■ What the task requires: Send each entry back exactly as given, pictures excluded.
┄┄┄┄┄┄
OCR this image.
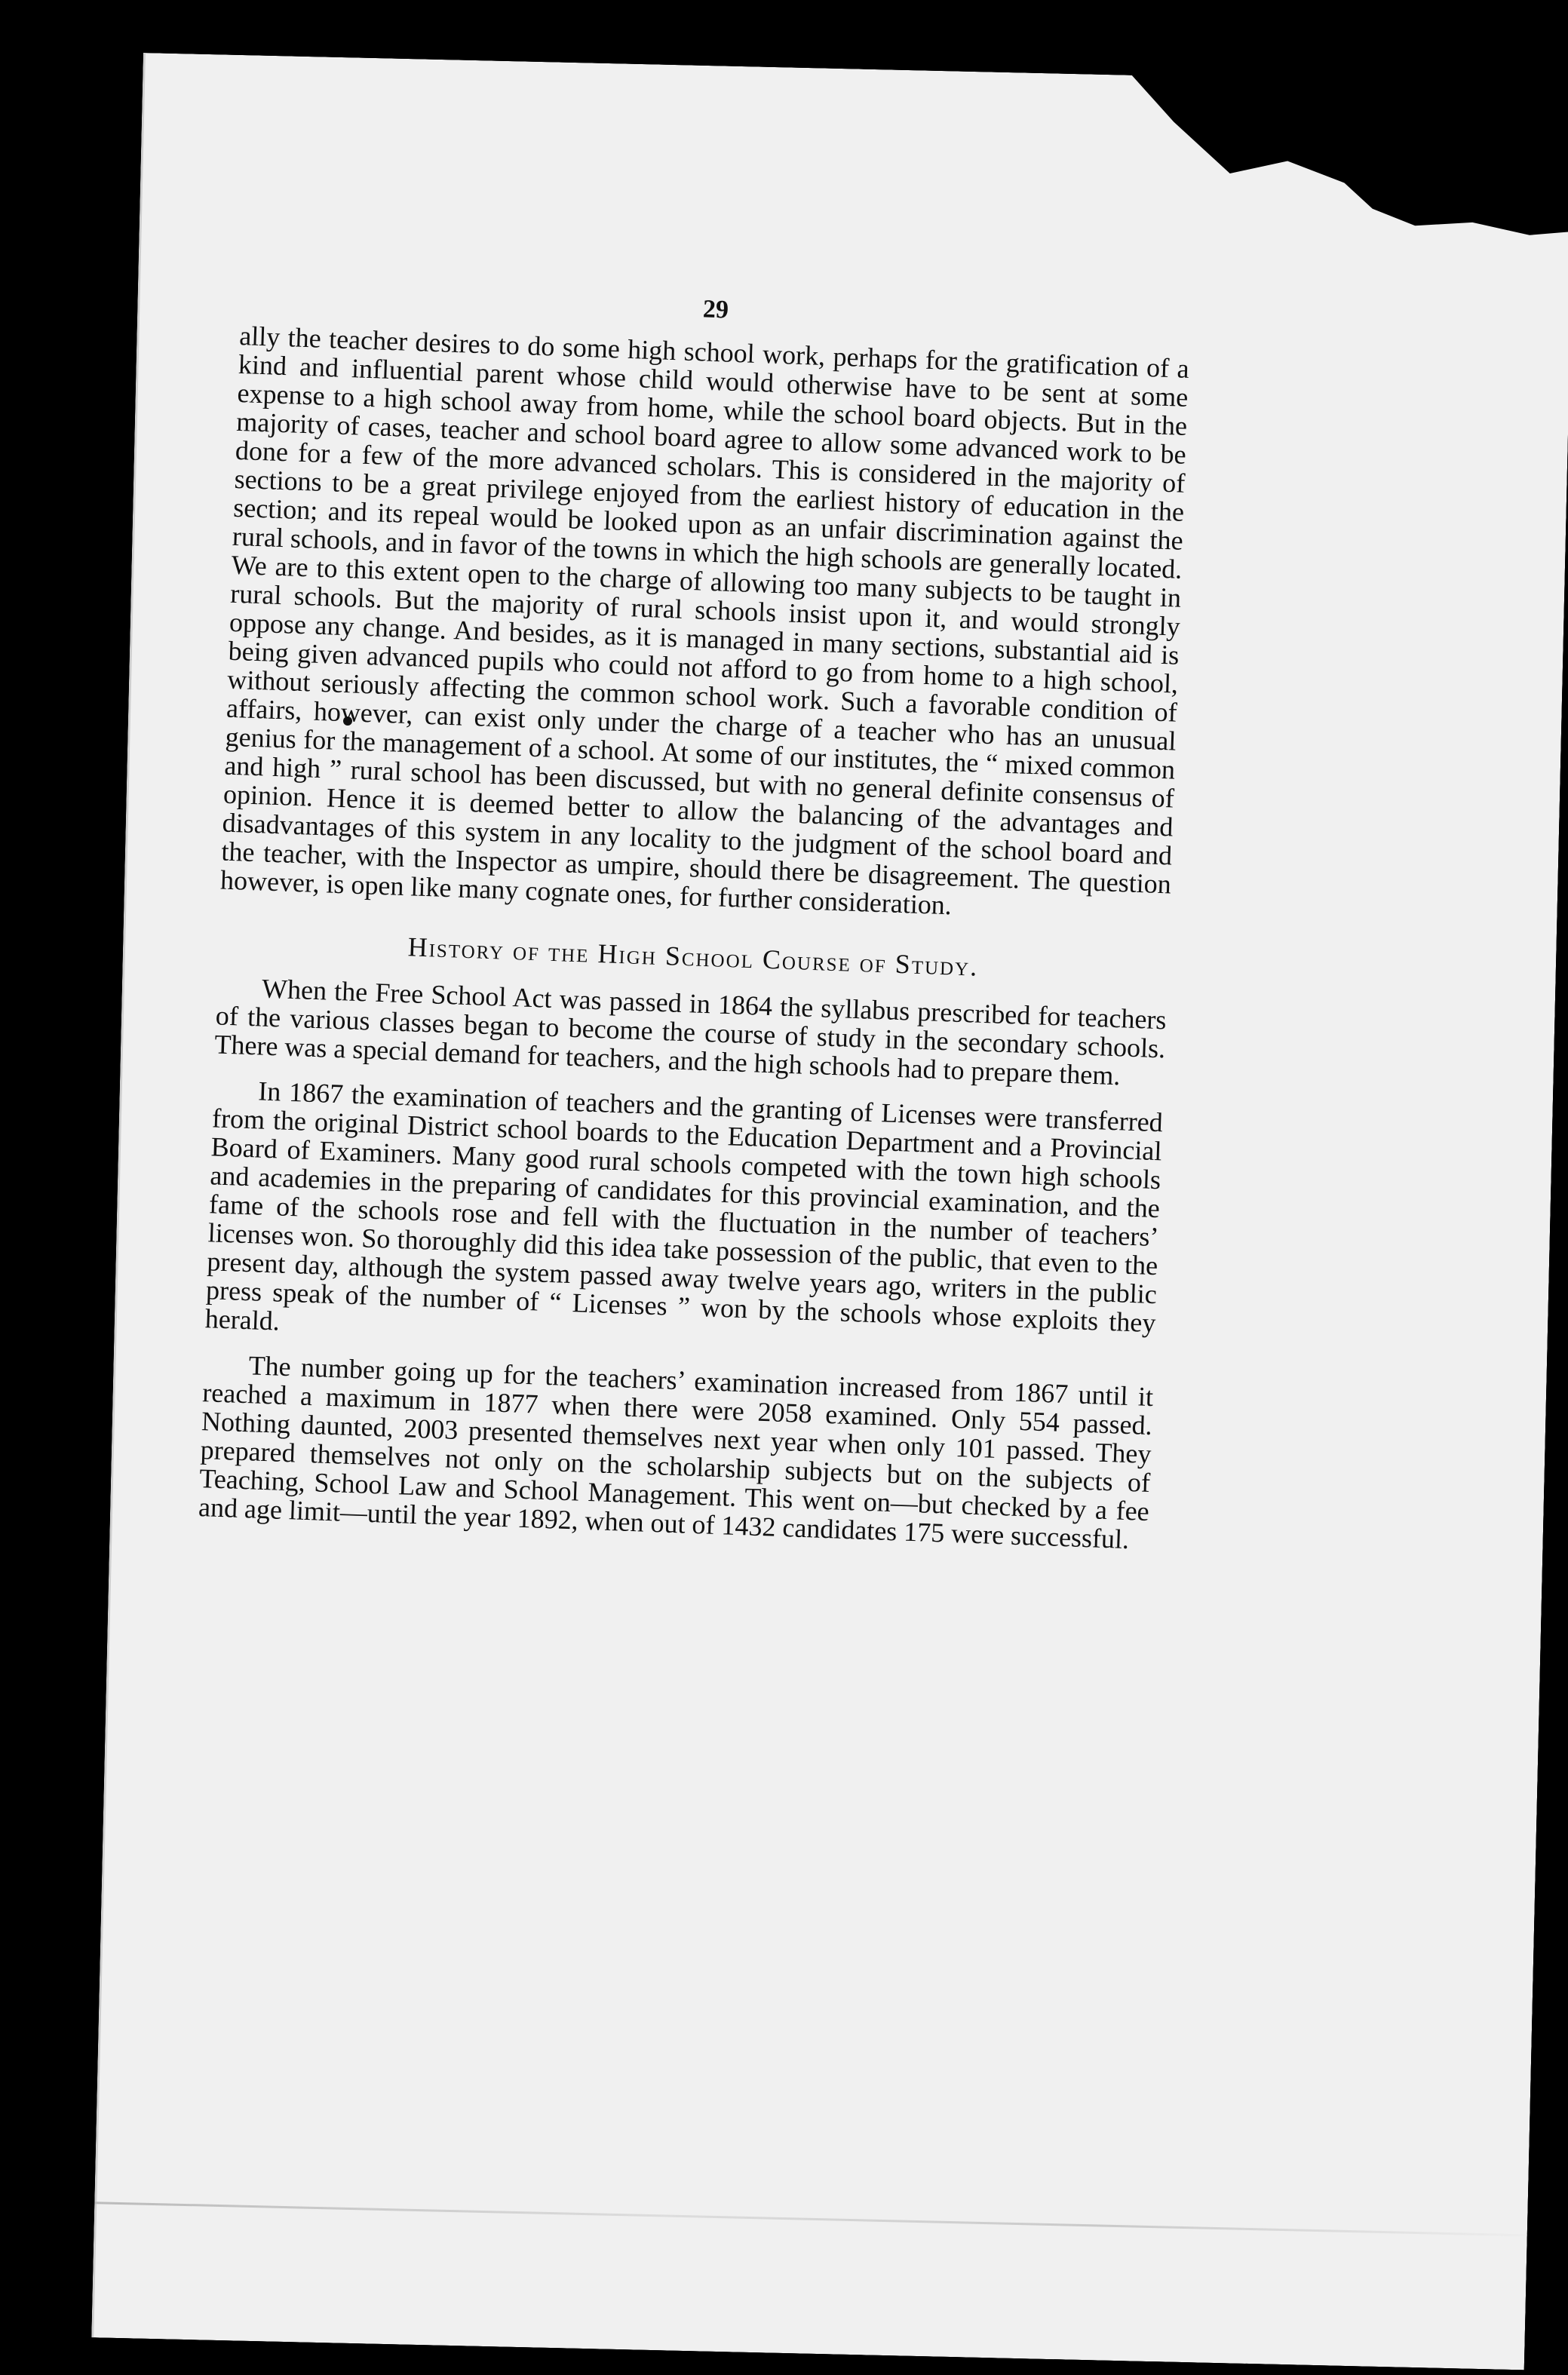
29

ally the teacher desires to do some high school work, perhaps for the gratification of a kind and influential parent whose child would otherwise have to be sent at some expense to a high school away from home, while the school board objects. But in the majority of cases, teacher and school board agree to allow some advanced work to be done for a few of the more advanced scholars. This is considered in the majority of sections to be a great privilege enjoyed from the earliest history of education in the section; and its repeal would be looked upon as an unfair discrimination against the rural schools, and in favor of the towns in which the high schools are generally located. We are to this extent open to the charge of allowing too many subjects to be taught in rural schools. But the majority of rural schools insist upon it, and would strongly oppose any change. And besides, as it is managed in many sections, substantial aid is being given advanced pupils who could not afford to go from home to a high school, without seriously affecting the common school work. Such a favorable condition of affairs, however, can exist only under the charge of a teacher who has an unusual genius for the management of a school. At some of our institutes, the “ mixed common and high ” rural school has been discussed, but with no general definite consensus of opinion. Hence it is deemed better to allow the balancing of the advantages and disadvantages of this system in any locality to the judgment of the school board and the teacher, with the Inspector as umpire, should there be disagreement. The question however, is open like many cognate ones, for further consideration.

History of the High School Course of Study.

When the Free School Act was passed in 1864 the syllabus prescribed for teachers of the various classes began to become the course of study in the secondary schools. There was a special demand for teachers, and the high schools had to prepare them.

In 1867 the examination of teachers and the granting of Licenses were transferred from the original District school boards to the Education Department and a Provincial Board of Examiners. Many good rural schools competed with the town high schools and academies in the preparing of candidates for this provincial examination, and the fame of the schools rose and fell with the fluctuation in the number of teachers’ licenses won. So thoroughly did this idea take possession of the public, that even to the present day, although the system passed away twelve years ago, writers in the public press speak of the number of “ Licenses ” won by the schools whose exploits they herald.

The number going up for the teachers’ examination increased from 1867 until it reached a maximum in 1877 when there were 2058 examined. Only 554 passed. Nothing daunted, 2003 presented themselves next year when only 101 passed. They prepared themselves not only on the scholarship subjects but on the subjects of Teaching, School Law and School Management. This went on—but checked by a fee and age limit—until the year 1892, when out of 1432 candidates 175 were successful.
┄┄┄┄┄┄
■ Answer below:
OCR this image.
29

ally the teacher desires to do some high school work, perhaps for the gratification of a kind and influential parent whose child would otherwise have to be sent at some expense to a high school away from home, while the school board objects. But in the majority of cases, teacher and school board agree to allow some advanced work to be done for a few of the more advanced scholars. This is considered in the majority of sections to be a great privilege enjoyed from the earliest history of education in the section; and its repeal would be looked upon as an unfair discrimination against the rural schools, and in favor of the towns in which the high schools are generally located. We are to this extent open to the charge of allowing too many subjects to be taught in rural schools. But the majority of rural schools insist upon it, and would strongly oppose any change. And besides, as it is managed in many sections, substantial aid is being given advanced pupils who could not afford to go from home to a high school, without seriously affecting the common school work. Such a favorable condition of affairs, however, can exist only under the charge of a teacher who has an unusual genius for the management of a school. At some of our institutes, the “ mixed common and high ” rural school has been discussed, but with no general definite consensus of opinion. Hence it is deemed better to allow the balancing of the advantages and disadvantages of this system in any locality to the judgment of the school board and the teacher, with the Inspector as umpire, should there be disagreement. The question however, is open like many cognate ones, for further consideration.

History of the High School Course of Study.

When the Free School Act was passed in 1864 the syllabus prescribed for teachers of the various classes began to become the course of study in the secondary schools. There was a special demand for teachers, and the high schools had to prepare them.

In 1867 the examination of teachers and the granting of Licenses were transferred from the original District school boards to the Education Department and a Provincial Board of Examiners. Many good rural schools competed with the town high schools and academies in the preparing of candidates for this provincial examination, and the fame of the schools rose and fell with the fluctuation in the number of teachers’ licenses won. So thoroughly did this idea take possession of the public, that even to the present day, although the system passed away twelve years ago, writers in the public press speak of the number of “ Licenses ” won by the schools whose exploits they herald.

The number going up for the teachers’ examination increased from 1867 until it reached a maximum in 1877 when there were 2058 examined. Only 554 passed. Nothing daunted, 2003 presented themselves next year when only 101 passed. They prepared themselves not only on the scholarship subjects but on the subjects of Teaching, School Law and School Management. This went on—but checked by a fee and age limit—until the year 1892, when out of 1432 candidates 175 were successful.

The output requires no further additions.